======== TEXTE FOURNI ========

Cayenne, un site textile emblématique

Article rédigé par Jean-Pierre Marby, 2021.

Le bâtiment Cayenne aujourd'hui
Le bâtiment Cayenne aujourd’hui – Cliché J-P Marby, 2021

Rethel aime l’exotisme. En plus de celui de la promenade des Isles, on dénombre trois toponymes étonnants : le quartier du Gingembre, celui de Pamplemousse et le site de Cayenne. Cayenne est une ancienne filature-tissage située, au moment de sa création, à l’extérieur de la ville, c’est au bout du monde. Les conditions d’arrivée et de sortie des employés peuvent rappeler le bagne de Cayenne ; les conditions de travail de ces forçats du textile également. Un cliché photographique d’avant 1914 les a fixés après leur journée de travail descendant -quasiment en cortège- la rue du-faubourg-de-Liesse pour regagner le centre de la ville. C’est peut-être l’origine de ce toponyme étonnant en pays crayeux au climat tempéré… Quand apparaît-il dans l’histoire de la ville ? Nous n’en savons rien actuellement. Pour l’instant redescendons vers la rivière.

Sortie de filature : les ouvriers redescendent vers le centre ville
Sortie de filature : les ouvriers redescendent vers le centre ville – Collection particulière

De la force hydraulique à la vapeur

À Rethel, jusqu’en 1830, on travaille les fibres de laine essentiellement à la main. Les quelques tentatives de manège hippomobile restent rares et peu concluants. On peigne, on file, on tisse en ville haute. Les premières filatures hydrauliques commencent à apparaitre autour de l’Aisne en ville basse. La concurrence pour l’accès à l’eau de la rivière est très forte : elle doit permettre la mouture des grains et le flottage des bois de marine qui sont dirigés vers Rouen. La correspondance conservée, adressée à Desvarannes, fournisseur de marine à Angers, en est la preuve. Ces lettres s’étendent jusqu’à la fin du Second Empire.
Sous la monarchie de Juillet, la faillite de Desmont-Faille rebat les cartes. La filature et le moulin changent de main et vont se multiplier en de nombreuses entreprises. En 1837, autour de la rivière, on note la présence de quatre filatures fonctionnant grâce à la force de l’eau : les filatures Lecocq-Gaignot, de Fournival fils et Altmayer, l’usine de la Porte marinière louée à la société Billet, Carabin et Huot. Sur le rivage de l’autre côté, Bruneaux aîné, père et fils, mécanicien, c’est-à-dire constructeur de métiers à filer et à tisser et de roues hydrauliques, a construit une autre filature installée sur la terre ferme au niveau de l’actuel place Noiret-Chaigneau Les Maquet-Harmel et Etienne Coliquet sous-louent pour six ans le droit d’utiliser la force de l’Aisne. En 1845, deux établissements sont la proie des flammes laissant « 800 malheureux ouvriers sans travail et sans pain ». Les cartes sont une nouvelle fois rebattues.

========

- LISTE DES TÂCHES
1. Citez mot pour mot le passage de l'article sur Cayenne qui va de « Rethel aime l’exotisme. » à « vers la rivière. ».
2. Prolongez l'article sur Cayenne à partir de sa dernière phrase.
Les entrées proviennent d'une source distincte de l'article sur Cayenne.

======== LIGNES DE DONNÉES ========

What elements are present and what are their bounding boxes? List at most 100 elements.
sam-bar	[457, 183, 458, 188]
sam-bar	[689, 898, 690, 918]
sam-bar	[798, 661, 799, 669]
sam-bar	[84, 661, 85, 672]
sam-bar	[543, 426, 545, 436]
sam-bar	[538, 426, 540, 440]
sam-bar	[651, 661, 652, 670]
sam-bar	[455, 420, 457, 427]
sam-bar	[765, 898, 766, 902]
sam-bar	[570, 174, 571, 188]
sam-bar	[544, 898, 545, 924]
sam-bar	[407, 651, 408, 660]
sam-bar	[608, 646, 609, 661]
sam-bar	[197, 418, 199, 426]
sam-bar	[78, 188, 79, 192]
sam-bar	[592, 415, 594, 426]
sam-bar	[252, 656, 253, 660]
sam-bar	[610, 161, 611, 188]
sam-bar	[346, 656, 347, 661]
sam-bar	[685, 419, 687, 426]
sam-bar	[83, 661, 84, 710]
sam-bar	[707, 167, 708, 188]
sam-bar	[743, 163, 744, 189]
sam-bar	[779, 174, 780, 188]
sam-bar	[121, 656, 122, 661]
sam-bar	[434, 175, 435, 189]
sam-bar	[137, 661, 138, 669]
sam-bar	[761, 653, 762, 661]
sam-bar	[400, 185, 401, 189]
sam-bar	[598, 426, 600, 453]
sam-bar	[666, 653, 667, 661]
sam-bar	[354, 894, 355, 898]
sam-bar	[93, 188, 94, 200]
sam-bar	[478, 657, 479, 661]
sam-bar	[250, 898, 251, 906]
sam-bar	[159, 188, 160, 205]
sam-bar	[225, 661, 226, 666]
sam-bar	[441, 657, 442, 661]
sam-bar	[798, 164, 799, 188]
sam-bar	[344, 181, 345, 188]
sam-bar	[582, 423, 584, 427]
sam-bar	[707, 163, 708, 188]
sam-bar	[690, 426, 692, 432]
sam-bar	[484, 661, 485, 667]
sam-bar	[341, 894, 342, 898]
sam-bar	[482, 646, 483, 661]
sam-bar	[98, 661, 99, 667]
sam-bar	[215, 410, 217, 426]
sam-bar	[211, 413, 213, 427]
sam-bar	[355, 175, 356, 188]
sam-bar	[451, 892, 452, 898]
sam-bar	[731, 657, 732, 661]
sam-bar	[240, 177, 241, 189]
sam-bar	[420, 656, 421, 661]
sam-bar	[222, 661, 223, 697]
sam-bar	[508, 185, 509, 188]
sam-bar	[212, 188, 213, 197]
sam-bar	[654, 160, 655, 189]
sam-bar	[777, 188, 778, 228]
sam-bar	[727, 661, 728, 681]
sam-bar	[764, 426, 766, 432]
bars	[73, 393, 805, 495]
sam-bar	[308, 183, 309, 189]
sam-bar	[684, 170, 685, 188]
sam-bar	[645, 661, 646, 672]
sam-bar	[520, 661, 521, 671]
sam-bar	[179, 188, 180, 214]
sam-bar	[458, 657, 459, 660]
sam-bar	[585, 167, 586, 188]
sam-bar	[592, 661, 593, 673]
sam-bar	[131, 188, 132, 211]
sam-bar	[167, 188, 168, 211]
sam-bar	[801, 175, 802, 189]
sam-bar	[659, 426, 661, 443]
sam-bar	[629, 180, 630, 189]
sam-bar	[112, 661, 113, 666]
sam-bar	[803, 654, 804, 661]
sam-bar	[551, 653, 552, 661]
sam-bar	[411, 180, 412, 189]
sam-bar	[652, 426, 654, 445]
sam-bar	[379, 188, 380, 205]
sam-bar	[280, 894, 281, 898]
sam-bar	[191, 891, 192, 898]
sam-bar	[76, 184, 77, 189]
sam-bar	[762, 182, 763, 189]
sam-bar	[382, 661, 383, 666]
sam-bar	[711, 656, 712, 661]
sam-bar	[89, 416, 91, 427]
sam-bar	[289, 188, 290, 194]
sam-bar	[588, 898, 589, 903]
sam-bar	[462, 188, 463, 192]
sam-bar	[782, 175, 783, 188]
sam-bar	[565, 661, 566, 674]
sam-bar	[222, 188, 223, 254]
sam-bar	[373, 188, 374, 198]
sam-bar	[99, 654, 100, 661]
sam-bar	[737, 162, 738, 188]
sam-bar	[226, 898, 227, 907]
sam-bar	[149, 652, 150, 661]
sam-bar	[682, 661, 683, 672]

========

- RÉSULTATS ATTENDUS
1.
Rethel aime l’exotisme. En plus de celui de la promenade des Isles, on dénombre trois toponymes étonnants : le quartier du Gingembre, celui de Pamplemousse et le site de Cayenne. Cayenne est une ancienne filature-tissage située, au moment de sa création, à l’extérieur de la ville, c’est au bout du monde. Les conditions d’arrivée et de sortie des employés peuvent rappeler le bagne de Cayenne ; les conditions de travail de ces forçats du textile également. Un cliché photographique d’avant 1914 les a fixés après leur journée de travail descendant -quasiment en cortège- la rue du-faubourg-de-Liesse pour regagner le centre de la ville. C’est peut-être l’origine de ce toponyme étonnant en pays crayeux au climat tempéré… Quand apparaît-il dans l’histoire de la ville ? Nous n’en savons rien actuellement. Pour l’instant redescendons vers la rivière.

2.
Cayenne : une création ex nihilo

Fils de fabricants, les deux frères Maquet deviennent tous deux filateurs. L’aîné, Louis Augustin Maquet (1810-1872), s’installe en 1844 dans un ancien bâtiment monastique situé en ville, succédant au filateur Evrard Dieudonné-Dupuis. Contrairement à son frère, Ponce Félix Édouard Maquet opte pour une tout autre politique : il ne rachète pas un site industriel, il va le créer ex nihilo, il ne s’installe pas dans le vieux tissu urbain, il s’établit en plein champ à l’angle de deux routes importantes (actuelle avenue De-Gaulle et rue de la Libération). Nous sommes en 1850. Il est âgé de 37 ans. Les terrains sont vastes et certainement peu chers à l’achat. Ils sont acquis successivement en 1852, 1859 et 1861.

Le site de l'usine Lainé au début du XXe siècle avec le bâtiment Cayenne à droite
Le site de l’usine Lainé au début du XXe siècle avec le bâtiment Cayenne à droite – Collection particulière

L’extrémité du faubourg de Sorbon alias faubourg de Liesse, possède une briqueterie qui fonctionne déjà en 1832 (l’ancienne ferme Paroche et la rue Ravel). En 1855, elle appartient aux Leriche, six ans plus tard elle passera aux mains de Nicolas Isidore Duchêne. Le site est devenu illisible depuis le percement de la rue Ravel dans les années 1970, qui a détruit les anciens fours. Il l’est devenu totalement très récemment avec la création du nouveau rond-point et du bâtiment du Crédit Agricole. La maison patronale est heureusement préservée et demeure en très bon état de conservation. La présence de cette briqueterie explique sans doute en partie la localisation de la filature Maquet-Harmel. Pour construire les bâtiments (usine, bureaux, conciergerie, cheminée de la machine à vapeur, mur d’enceinte), il suffisait de traverser la route… En 1855, la ville de Rethel totalise trois briqueteries.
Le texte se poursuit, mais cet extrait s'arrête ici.